What is asked: Pick out the lines in the listing below that contain the word "испытания" and copy them.

Start Source material

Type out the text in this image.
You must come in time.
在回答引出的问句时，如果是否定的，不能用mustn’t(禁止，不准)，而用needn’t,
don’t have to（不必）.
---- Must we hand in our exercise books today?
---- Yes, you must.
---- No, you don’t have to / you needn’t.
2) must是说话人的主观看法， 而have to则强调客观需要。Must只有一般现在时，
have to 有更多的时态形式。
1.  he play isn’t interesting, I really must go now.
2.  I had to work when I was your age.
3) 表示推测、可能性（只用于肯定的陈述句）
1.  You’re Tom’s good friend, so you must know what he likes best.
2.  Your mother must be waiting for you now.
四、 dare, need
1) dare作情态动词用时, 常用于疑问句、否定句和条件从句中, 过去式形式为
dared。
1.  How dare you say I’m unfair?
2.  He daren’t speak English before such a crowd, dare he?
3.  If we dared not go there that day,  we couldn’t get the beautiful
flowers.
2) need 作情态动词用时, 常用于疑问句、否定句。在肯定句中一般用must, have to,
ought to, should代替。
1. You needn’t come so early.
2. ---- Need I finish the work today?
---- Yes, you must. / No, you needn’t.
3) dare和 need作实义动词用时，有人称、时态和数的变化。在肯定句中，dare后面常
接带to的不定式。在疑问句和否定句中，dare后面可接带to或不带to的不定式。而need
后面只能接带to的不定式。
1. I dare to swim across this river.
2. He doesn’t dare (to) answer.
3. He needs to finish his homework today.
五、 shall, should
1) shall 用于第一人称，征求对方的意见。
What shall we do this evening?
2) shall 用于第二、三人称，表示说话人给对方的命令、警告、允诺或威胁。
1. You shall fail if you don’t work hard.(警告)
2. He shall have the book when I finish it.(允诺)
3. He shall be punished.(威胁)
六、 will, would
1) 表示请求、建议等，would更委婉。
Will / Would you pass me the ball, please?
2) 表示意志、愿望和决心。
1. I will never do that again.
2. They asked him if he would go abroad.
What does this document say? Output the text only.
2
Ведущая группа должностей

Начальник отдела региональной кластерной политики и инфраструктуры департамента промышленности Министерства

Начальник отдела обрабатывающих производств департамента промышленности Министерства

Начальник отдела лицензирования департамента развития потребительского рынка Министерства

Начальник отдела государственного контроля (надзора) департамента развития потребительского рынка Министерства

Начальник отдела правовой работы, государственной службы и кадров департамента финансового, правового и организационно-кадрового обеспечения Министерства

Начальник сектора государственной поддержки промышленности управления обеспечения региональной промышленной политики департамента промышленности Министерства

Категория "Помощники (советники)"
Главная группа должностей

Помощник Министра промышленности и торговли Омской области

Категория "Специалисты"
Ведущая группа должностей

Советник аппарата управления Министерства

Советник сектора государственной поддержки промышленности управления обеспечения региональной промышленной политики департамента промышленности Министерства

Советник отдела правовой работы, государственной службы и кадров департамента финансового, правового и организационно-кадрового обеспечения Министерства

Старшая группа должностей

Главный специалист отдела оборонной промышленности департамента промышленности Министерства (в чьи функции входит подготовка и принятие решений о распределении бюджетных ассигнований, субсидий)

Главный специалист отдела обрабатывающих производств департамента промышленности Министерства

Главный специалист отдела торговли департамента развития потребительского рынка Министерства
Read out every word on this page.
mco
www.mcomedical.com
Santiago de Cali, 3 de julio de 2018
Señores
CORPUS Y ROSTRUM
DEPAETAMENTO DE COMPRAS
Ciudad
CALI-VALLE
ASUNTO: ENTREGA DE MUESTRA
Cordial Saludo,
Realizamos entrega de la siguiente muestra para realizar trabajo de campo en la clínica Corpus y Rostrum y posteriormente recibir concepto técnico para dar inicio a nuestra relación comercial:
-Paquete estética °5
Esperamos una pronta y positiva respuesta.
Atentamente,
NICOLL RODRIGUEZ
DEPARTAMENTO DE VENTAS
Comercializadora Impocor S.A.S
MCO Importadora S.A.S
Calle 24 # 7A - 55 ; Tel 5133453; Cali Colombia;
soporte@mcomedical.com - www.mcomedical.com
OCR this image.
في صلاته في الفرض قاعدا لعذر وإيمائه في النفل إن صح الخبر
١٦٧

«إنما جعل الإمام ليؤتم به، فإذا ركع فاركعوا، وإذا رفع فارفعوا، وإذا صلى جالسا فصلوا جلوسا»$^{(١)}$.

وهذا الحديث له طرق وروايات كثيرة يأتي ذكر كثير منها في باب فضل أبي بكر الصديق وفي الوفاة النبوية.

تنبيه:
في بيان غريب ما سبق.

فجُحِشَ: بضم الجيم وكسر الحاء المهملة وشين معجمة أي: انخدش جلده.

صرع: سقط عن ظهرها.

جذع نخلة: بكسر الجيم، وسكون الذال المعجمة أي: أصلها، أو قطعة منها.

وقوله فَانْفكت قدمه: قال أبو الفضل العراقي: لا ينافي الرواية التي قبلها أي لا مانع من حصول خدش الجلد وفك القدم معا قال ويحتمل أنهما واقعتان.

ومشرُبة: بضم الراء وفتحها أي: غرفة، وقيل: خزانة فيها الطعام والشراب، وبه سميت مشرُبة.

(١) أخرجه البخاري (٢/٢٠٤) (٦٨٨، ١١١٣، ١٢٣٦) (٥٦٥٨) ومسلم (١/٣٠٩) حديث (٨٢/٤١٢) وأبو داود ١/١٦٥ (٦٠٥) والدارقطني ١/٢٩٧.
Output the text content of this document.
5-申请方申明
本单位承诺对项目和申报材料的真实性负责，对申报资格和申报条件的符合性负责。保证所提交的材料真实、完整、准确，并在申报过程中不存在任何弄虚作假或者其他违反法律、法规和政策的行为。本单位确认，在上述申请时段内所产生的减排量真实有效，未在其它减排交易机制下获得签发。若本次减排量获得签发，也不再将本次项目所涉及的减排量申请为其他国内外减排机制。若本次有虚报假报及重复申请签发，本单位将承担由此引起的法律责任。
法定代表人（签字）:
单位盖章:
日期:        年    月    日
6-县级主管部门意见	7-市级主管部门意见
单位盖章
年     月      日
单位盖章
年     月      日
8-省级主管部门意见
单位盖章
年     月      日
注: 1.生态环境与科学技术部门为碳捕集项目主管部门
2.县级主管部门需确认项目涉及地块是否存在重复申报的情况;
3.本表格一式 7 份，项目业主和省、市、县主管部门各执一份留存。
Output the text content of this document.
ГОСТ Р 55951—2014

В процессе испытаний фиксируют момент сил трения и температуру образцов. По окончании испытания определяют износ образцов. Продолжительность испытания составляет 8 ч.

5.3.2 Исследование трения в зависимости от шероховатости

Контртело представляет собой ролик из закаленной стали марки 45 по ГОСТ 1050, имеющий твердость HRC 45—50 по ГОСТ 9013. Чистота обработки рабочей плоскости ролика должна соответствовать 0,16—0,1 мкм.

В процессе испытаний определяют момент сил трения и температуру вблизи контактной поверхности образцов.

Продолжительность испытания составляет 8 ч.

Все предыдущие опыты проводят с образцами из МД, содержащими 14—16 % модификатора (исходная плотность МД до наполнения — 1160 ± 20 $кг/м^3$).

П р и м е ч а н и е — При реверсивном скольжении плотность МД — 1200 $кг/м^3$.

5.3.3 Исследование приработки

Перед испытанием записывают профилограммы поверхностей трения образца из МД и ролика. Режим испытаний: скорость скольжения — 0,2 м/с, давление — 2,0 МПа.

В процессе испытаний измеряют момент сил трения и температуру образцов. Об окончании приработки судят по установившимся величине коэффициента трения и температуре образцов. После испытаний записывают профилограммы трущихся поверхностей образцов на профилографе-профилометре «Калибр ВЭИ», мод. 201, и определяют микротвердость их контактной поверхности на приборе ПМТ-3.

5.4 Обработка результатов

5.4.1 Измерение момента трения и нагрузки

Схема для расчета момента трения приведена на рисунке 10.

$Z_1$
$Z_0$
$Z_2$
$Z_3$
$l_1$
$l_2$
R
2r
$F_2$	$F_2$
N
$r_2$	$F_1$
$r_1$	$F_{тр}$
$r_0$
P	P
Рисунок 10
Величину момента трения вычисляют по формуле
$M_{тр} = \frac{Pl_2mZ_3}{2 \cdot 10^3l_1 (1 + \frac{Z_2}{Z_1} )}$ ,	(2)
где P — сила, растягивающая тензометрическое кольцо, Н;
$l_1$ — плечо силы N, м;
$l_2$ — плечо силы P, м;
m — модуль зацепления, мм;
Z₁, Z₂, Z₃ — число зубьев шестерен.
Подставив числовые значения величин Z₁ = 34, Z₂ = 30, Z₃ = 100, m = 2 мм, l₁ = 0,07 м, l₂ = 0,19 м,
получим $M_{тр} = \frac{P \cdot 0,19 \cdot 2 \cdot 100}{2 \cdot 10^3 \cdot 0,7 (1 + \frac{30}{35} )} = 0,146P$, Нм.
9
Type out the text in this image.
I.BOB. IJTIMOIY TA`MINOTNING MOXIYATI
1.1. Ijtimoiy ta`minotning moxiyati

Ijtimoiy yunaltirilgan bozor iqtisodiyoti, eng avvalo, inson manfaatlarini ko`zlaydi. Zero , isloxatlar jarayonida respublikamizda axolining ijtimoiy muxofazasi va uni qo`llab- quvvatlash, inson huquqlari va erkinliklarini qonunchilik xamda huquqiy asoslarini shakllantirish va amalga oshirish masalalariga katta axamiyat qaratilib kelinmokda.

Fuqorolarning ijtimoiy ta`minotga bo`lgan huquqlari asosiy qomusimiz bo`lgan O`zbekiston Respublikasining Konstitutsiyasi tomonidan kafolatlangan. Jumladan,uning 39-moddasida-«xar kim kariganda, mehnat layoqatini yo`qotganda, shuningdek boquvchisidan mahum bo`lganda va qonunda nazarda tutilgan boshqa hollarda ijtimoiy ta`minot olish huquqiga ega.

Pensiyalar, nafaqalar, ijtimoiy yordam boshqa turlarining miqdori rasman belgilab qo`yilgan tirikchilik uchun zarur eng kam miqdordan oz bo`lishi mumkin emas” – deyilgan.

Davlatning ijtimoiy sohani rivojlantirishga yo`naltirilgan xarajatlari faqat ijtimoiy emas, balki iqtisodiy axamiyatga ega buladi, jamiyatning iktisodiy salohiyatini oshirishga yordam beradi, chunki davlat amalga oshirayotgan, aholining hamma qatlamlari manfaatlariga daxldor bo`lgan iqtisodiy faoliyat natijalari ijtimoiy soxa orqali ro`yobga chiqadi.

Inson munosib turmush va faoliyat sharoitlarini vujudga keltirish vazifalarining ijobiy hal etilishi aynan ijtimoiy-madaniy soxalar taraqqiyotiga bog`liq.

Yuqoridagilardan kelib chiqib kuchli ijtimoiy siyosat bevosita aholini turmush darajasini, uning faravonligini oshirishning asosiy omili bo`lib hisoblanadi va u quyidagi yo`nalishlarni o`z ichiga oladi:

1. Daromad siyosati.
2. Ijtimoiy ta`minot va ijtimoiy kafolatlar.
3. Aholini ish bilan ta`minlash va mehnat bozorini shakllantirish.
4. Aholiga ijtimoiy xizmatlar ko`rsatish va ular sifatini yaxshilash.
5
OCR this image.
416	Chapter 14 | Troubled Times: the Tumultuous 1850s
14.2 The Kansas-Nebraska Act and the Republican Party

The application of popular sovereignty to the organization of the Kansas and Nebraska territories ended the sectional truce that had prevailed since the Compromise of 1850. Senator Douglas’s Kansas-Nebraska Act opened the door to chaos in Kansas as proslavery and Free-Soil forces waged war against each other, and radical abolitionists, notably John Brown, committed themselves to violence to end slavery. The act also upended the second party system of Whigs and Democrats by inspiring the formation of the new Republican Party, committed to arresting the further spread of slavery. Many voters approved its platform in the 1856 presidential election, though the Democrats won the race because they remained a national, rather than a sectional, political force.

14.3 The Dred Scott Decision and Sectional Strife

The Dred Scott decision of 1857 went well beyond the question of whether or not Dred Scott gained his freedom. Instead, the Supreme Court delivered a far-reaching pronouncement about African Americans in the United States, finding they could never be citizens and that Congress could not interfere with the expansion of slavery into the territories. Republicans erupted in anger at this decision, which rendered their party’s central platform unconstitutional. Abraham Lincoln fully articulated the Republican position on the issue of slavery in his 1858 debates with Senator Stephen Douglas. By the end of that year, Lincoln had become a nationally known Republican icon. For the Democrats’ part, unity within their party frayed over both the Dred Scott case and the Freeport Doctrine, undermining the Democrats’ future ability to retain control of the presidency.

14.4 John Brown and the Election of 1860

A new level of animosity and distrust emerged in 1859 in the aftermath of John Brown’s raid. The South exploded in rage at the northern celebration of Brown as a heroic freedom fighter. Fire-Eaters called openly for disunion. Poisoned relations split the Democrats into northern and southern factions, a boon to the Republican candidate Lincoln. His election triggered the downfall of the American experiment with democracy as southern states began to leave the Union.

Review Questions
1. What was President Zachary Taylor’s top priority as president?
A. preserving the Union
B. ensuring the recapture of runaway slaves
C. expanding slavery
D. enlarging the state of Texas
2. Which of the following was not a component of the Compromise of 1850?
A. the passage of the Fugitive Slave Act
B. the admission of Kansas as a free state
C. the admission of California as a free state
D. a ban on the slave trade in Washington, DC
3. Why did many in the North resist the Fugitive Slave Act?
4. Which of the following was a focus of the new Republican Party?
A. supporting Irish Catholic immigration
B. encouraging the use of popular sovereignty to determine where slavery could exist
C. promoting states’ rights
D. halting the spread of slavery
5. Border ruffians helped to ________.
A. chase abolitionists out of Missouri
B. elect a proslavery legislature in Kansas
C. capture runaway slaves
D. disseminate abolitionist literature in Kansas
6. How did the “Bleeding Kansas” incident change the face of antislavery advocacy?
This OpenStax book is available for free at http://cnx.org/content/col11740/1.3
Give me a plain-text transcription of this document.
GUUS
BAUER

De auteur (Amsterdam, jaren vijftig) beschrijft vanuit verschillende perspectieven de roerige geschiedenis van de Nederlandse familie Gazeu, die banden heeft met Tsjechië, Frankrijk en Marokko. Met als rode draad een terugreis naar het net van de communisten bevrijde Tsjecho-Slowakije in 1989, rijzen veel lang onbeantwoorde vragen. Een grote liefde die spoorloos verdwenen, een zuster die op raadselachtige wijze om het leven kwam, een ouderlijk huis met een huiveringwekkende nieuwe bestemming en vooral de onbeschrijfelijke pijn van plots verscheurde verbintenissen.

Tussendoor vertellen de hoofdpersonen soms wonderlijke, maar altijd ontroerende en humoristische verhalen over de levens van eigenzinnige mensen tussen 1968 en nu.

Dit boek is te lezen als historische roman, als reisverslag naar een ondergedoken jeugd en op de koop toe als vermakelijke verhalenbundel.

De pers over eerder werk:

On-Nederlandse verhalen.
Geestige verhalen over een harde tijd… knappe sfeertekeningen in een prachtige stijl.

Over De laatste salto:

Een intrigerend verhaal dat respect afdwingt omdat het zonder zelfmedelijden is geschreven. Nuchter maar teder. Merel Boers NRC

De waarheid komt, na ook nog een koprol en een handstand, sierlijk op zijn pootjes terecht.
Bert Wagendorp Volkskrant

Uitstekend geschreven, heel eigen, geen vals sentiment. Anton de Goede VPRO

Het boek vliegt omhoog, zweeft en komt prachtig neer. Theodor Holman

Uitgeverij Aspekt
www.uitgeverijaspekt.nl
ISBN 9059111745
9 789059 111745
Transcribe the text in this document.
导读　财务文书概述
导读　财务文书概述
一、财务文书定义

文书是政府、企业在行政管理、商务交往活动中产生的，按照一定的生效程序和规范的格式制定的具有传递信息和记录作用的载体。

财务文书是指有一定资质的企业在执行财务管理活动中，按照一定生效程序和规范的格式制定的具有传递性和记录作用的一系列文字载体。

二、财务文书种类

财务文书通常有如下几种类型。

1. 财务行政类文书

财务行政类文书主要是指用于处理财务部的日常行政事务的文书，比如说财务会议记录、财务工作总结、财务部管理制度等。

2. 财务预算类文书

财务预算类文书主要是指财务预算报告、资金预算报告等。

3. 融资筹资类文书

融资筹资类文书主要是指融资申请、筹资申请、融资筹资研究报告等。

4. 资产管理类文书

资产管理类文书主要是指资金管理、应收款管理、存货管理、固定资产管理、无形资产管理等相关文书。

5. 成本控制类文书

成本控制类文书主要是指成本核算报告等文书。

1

End Source material

Answer to the problem:
В процессе испытаний фиксируют момент сил трения и температуру образцов. По окончании испытания определяют износ образцов. Продолжительность испытания составляет 8 ч.
Продолжительность испытания составляет 8 ч.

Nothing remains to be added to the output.